[start of The data]

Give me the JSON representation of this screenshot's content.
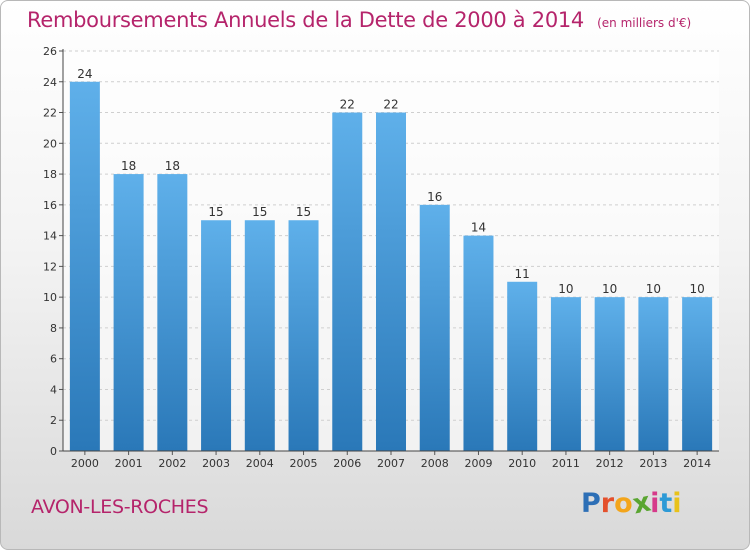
{
  "colors": {
    "title": "#b5246b",
    "bar_light": "#5fb0ea",
    "bar_dark": "#2a78b8",
    "grid": "#cfcfcf"
  },
  "chart_data": {
    "type": "bar",
    "title": "Remboursements Annuels de la Dette de 2000 à 2014",
    "unit_label": "(en milliers d'€)",
    "categories": [
      "2000",
      "2001",
      "2002",
      "2003",
      "2004",
      "2005",
      "2006",
      "2007",
      "2008",
      "2009",
      "2010",
      "2011",
      "2012",
      "2013",
      "2014"
    ],
    "values": [
      24,
      18,
      18,
      15,
      15,
      15,
      22,
      22,
      16,
      14,
      11,
      10,
      10,
      10,
      10
    ],
    "data_labels": [
      "24",
      "18",
      "18",
      "15",
      "15",
      "15",
      "22",
      "22",
      "16",
      "14",
      "11",
      "10",
      "10",
      "10",
      "10"
    ],
    "ylim": [
      0,
      26
    ],
    "yticks": [
      0,
      2,
      4,
      6,
      8,
      10,
      12,
      14,
      16,
      18,
      20,
      22,
      24,
      26
    ],
    "ytick_labels": [
      "0",
      "2",
      "4",
      "6",
      "8",
      "10",
      "12",
      "14",
      "16",
      "18",
      "20",
      "22",
      "24",
      "26"
    ],
    "grid": true,
    "xlabel": "",
    "ylabel": ""
  },
  "footer": {
    "town": "AVON-LES-ROCHES",
    "logo": {
      "text": "Proxiti",
      "letters": [
        {
          "ch": "P",
          "color": "#2d6fb6"
        },
        {
          "ch": "r",
          "color": "#e4502c"
        },
        {
          "ch": "o",
          "color": "#f3a51b"
        },
        {
          "ch": "x",
          "color": "#5aa531"
        },
        {
          "ch": "i",
          "color": "#d63a8a"
        },
        {
          "ch": "t",
          "color": "#2d9ad6"
        },
        {
          "ch": "i",
          "color": "#e8c21a"
        }
      ]
    }
  }
}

[end of The data]

Requirement: Reproduce all entries without any change, and omit the pictures.

Correct result:
Give me the JSON representation of this screenshot's content.
{
  "colors": {
    "title": "#b5246b",
    "bar_light": "#5fb0ea",
    "bar_dark": "#2a78b8",
    "grid": "#cfcfcf"
  },
  "chart_data": {
    "type": "bar",
    "title": "Remboursements Annuels de la Dette de 2000 à 2014",
    "unit_label": "(en milliers d'€)",
    "categories": [
      "2000",
      "2001",
      "2002",
      "2003",
      "2004",
      "2005",
      "2006",
      "2007",
      "2008",
      "2009",
      "2010",
      "2011",
      "2012",
      "2013",
      "2014"
    ],
    "values": [
      24,
      18,
      18,
      15,
      15,
      15,
      22,
      22,
      16,
      14,
      11,
      10,
      10,
      10,
      10
    ],
    "data_labels": [
      "24",
      "18",
      "18",
      "15",
      "15",
      "15",
      "22",
      "22",
      "16",
      "14",
      "11",
      "10",
      "10",
      "10",
      "10"
    ],
    "ylim": [
      0,
      26
    ],
    "yticks": [
      0,
      2,
      4,
      6,
      8,
      10,
      12,
      14,
      16,
      18,
      20,
      22,
      24,
      26
    ],
    "ytick_labels": [
      "0",
      "2",
      "4",
      "6",
      "8",
      "10",
      "12",
      "14",
      "16",
      "18",
      "20",
      "22",
      "24",
      "26"
    ],
    "grid": true,
    "xlabel": "",
    "ylabel": ""
  },
  "footer": {
    "town": "AVON-LES-ROCHES",
    "logo": {
      "text": "Proxiti",
      "letters": [
        {
          "ch": "P",
          "color": "#2d6fb6"
        },
        {
          "ch": "r",
          "color": "#e4502c"
        },
        {
          "ch": "o",
          "color": "#f3a51b"
        },
        {
          "ch": "x",
          "color": "#5aa531"
        },
        {
          "ch": "i",
          "color": "#d63a8a"
        },
        {
          "ch": "t",
          "color": "#2d9ad6"
        },
        {
          "ch": "i",
          "color": "#e8c21a"
        }
      ]
    }
  }
}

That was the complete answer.